• [WHAT IS BEING ASKED]: Look for the word "Output" in the entries below, then copy every line that has it.

• [Data entries for graphics]:
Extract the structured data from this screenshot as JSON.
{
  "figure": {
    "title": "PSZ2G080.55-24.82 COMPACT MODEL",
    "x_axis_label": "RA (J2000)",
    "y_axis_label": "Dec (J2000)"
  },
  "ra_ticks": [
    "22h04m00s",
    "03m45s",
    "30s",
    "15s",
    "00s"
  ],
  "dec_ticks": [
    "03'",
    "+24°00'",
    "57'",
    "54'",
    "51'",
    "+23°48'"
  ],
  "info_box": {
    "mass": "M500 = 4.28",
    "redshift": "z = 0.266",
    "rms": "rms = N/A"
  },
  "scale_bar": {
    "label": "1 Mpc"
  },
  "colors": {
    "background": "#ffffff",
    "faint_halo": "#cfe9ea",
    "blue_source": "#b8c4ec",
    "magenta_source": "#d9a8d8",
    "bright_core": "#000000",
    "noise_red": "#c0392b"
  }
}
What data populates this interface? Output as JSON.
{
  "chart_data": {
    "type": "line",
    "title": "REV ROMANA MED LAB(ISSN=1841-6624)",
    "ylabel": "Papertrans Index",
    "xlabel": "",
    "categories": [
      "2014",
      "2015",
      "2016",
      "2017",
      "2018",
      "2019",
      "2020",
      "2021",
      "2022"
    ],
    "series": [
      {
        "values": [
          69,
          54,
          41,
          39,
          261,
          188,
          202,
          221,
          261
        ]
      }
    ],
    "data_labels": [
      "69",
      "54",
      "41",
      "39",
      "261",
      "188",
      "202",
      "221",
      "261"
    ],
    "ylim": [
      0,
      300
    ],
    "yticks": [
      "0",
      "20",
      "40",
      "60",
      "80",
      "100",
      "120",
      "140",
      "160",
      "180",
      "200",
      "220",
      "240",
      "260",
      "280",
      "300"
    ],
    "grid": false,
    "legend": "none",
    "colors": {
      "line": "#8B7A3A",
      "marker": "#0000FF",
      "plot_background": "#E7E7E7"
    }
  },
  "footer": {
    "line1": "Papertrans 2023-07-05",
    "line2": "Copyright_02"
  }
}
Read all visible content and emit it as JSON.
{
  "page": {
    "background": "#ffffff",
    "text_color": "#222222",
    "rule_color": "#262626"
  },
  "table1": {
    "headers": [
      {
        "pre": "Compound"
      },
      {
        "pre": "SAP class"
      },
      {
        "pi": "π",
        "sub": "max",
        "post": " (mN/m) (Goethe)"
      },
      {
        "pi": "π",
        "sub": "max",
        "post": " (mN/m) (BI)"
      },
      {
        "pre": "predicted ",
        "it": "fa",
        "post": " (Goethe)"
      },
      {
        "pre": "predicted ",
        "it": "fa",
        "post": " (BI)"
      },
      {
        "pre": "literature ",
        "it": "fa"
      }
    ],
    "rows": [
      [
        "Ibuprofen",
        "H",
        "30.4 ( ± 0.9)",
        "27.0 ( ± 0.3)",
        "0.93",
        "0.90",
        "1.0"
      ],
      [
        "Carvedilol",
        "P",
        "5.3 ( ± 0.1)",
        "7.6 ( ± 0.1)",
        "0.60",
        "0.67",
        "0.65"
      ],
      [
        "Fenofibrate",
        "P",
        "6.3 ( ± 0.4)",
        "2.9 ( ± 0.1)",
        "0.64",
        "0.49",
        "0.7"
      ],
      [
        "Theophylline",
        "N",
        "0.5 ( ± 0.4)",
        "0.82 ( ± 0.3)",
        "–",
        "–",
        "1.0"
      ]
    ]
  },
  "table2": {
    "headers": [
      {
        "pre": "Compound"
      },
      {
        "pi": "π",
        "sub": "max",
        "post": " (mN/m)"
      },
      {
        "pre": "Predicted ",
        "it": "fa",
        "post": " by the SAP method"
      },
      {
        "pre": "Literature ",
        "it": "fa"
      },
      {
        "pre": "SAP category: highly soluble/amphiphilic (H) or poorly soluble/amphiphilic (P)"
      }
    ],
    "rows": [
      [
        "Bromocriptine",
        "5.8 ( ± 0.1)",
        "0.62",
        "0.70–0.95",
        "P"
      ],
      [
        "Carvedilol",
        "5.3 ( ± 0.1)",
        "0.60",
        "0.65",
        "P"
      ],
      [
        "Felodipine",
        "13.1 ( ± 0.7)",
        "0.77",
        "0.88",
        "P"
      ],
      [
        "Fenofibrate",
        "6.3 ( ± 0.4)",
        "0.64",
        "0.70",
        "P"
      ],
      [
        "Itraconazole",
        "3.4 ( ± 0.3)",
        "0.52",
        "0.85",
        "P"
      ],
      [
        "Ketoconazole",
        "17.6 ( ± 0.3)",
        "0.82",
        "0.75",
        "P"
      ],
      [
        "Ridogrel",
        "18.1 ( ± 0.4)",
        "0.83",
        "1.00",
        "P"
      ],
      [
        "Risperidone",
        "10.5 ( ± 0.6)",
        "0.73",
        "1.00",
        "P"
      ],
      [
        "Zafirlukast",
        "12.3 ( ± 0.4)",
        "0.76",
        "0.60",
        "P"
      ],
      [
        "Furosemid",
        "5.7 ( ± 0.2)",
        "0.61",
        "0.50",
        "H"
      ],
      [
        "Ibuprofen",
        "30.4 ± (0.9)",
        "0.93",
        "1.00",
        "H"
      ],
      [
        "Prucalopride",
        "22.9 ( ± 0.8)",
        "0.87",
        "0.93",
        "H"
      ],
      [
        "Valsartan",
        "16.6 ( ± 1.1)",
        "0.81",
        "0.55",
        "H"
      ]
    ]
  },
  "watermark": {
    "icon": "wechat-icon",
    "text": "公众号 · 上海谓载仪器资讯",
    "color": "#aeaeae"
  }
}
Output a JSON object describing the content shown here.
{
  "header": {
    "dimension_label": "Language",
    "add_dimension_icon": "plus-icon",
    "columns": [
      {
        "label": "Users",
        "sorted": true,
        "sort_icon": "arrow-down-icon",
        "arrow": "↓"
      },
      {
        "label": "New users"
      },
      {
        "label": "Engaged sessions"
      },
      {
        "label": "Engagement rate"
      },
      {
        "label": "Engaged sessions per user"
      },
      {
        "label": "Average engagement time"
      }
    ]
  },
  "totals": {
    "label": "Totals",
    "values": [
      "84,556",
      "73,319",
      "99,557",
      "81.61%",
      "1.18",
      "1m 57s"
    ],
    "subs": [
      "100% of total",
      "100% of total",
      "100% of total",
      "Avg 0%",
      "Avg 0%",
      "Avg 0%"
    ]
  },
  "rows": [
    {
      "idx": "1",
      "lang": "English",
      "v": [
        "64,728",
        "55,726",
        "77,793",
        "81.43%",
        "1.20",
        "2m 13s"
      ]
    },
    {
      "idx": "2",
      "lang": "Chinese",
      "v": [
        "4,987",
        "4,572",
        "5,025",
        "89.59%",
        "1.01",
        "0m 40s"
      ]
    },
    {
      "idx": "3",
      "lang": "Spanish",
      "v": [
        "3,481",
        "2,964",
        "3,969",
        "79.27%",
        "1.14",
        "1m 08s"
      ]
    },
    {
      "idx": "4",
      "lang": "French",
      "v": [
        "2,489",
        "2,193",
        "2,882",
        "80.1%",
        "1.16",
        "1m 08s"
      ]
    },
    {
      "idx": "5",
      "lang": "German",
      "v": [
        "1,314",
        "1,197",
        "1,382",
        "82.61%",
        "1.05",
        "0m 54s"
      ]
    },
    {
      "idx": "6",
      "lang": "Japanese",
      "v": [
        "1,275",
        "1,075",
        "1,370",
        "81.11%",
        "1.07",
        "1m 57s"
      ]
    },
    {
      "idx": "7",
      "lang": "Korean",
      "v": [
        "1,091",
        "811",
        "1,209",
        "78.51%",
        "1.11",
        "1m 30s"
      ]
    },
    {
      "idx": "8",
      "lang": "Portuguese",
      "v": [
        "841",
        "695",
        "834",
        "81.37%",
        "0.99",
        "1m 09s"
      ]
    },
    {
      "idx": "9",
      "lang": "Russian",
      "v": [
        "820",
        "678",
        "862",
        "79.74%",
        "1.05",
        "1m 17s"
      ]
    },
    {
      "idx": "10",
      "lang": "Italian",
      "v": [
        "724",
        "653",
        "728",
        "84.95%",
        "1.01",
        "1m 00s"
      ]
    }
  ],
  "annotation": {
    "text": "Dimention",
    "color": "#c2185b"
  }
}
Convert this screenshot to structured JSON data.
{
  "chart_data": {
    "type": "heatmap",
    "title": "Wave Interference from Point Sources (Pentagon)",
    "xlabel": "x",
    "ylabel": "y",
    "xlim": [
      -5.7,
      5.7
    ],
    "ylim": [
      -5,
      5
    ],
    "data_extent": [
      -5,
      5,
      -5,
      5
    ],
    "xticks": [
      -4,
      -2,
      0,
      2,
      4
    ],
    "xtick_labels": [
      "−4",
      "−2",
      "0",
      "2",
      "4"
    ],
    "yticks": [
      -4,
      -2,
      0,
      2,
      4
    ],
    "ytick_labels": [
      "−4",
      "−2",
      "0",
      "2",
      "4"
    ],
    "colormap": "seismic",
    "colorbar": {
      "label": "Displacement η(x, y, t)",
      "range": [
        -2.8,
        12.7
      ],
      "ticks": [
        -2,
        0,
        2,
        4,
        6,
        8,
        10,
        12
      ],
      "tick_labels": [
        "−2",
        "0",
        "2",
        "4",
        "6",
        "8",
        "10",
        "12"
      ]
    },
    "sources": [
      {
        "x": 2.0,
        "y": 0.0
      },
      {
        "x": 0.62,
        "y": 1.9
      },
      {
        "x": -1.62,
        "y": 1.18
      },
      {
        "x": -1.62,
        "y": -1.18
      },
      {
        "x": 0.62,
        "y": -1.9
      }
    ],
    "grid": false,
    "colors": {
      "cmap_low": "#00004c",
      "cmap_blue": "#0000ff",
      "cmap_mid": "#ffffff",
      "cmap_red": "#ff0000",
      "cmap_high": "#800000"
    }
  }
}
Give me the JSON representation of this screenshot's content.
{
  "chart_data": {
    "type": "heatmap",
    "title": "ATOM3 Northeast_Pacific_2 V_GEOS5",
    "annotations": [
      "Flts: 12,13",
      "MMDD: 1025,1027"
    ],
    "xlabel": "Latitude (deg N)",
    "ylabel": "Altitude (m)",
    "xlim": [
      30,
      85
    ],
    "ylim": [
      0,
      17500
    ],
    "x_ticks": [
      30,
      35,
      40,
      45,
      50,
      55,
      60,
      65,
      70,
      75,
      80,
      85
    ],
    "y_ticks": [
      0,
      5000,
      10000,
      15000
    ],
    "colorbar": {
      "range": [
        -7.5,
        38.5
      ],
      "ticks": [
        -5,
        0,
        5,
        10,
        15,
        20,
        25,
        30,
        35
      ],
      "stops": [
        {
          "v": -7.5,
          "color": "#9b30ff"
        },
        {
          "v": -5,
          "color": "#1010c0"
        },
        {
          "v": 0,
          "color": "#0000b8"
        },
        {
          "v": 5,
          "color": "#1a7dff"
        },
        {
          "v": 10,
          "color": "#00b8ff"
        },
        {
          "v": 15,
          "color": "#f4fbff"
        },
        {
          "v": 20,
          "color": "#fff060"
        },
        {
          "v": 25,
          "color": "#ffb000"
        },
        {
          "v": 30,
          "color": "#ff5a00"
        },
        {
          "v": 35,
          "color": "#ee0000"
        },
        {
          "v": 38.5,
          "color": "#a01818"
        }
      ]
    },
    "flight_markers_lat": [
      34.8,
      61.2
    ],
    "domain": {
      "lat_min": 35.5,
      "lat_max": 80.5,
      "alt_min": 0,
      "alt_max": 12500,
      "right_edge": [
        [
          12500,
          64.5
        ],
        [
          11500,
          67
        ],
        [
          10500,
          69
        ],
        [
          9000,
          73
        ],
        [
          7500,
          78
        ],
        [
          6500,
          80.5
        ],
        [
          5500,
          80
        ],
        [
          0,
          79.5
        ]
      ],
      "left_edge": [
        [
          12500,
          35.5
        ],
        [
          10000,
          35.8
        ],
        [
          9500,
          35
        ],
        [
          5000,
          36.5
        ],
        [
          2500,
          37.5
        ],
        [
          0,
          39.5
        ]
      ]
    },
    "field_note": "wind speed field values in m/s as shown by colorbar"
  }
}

• [ANSWER IN FULL]:
What data populates this interface? Output as JSON.
Output a JSON object describing the content shown here.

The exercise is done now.